▶ _Work required_:
Every line in the listing is to be echoed verbatim.

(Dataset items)
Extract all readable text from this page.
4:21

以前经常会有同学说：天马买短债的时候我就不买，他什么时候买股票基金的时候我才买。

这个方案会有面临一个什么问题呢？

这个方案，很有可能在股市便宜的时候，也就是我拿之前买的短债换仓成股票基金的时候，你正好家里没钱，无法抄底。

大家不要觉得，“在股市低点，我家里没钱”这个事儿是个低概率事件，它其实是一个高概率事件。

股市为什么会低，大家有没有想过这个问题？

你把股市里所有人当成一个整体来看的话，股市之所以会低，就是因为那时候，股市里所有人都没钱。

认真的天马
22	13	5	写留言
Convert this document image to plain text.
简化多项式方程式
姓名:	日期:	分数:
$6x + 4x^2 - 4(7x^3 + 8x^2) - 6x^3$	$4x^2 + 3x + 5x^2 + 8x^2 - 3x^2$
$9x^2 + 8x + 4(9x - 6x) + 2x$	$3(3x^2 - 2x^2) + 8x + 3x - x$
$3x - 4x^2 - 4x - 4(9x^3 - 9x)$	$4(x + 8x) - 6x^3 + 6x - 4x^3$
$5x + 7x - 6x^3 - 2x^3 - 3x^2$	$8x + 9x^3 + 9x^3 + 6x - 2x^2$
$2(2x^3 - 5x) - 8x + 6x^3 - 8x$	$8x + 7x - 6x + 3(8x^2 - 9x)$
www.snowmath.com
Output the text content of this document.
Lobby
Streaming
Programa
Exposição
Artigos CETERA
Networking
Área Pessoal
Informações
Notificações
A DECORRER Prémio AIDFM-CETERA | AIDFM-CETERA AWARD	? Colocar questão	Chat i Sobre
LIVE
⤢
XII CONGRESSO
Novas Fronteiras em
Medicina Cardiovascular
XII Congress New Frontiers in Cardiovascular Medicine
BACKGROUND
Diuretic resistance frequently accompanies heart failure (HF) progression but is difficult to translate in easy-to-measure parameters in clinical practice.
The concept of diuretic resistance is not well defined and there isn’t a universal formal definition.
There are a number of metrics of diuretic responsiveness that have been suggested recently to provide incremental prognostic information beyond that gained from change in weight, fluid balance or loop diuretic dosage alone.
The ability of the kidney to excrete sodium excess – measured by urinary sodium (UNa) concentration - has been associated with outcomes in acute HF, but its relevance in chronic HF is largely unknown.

▶ _Result of the exercise_:
Extract all readable text from this page.
4:21

以前经常会有同学说：天马买短债的时候我就不买，他什么时候买股票基金的时候我才买。

这个方案会有面临一个什么问题呢？

这个方案，很有可能在股市便宜的时候，也就是我拿之前买的短债换仓成股票基金的时候，你正好家里没钱，无法抄底。

大家不要觉得，“在股市低点，我家里没钱”这个事儿是个低概率事件，它其实是一个高概率事件。

股市为什么会低，大家有没有想过这个问题？

你把股市里所有人当成一个整体来看的话，股市之所以会低，就是因为那时候，股市里所有人都没钱。

认真的天马
22	13	5	写留言
Convert this document image to plain text.
简化多项式方程式
姓名:	日期:	分数:
$6x + 4x^2 - 4(7x^3 + 8x^2) - 6x^3$	$4x^2 + 3x + 5x^2 + 8x^2 - 3x^2$
$9x^2 + 8x + 4(9x - 6x) + 2x$	$3(3x^2 - 2x^2) + 8x + 3x - x$
$3x - 4x^2 - 4x - 4(9x^3 - 9x)$	$4(x + 8x) - 6x^3 + 6x - 4x^3$
$5x + 7x - 6x^3 - 2x^3 - 3x^2$	$8x + 9x^3 + 9x^3 + 6x - 2x^2$
$2(2x^3 - 5x) - 8x + 6x^3 - 8x$	$8x + 7x - 6x + 3(8x^2 - 9x)$
www.snowmath.com
Output the text content of this document.
Lobby
Streaming
Programa
Exposição
Artigos CETERA
Networking
Área Pessoal
Informações
Notificações
A DECORRER Prémio AIDFM-CETERA | AIDFM-CETERA AWARD	? Colocar questão	Chat i Sobre
LIVE
⤢
XII CONGRESSO
Novas Fronteiras em
Medicina Cardiovascular
XII Congress New Frontiers in Cardiovascular Medicine
BACKGROUND
Diuretic resistance frequently accompanies heart failure (HF) progression but is difficult to translate in easy-to-measure parameters in clinical practice.
The concept of diuretic resistance is not well defined and there isn’t a universal formal definition.
There are a number of metrics of diuretic responsiveness that have been suggested recently to provide incremental prognostic information beyond that gained from change in weight, fluid balance or loop diuretic dosage alone.
The ability of the kidney to excrete sodium excess – measured by urinary sodium (UNa) concentration - has been associated with outcomes in acute HF, but its relevance in chronic HF is largely unknown.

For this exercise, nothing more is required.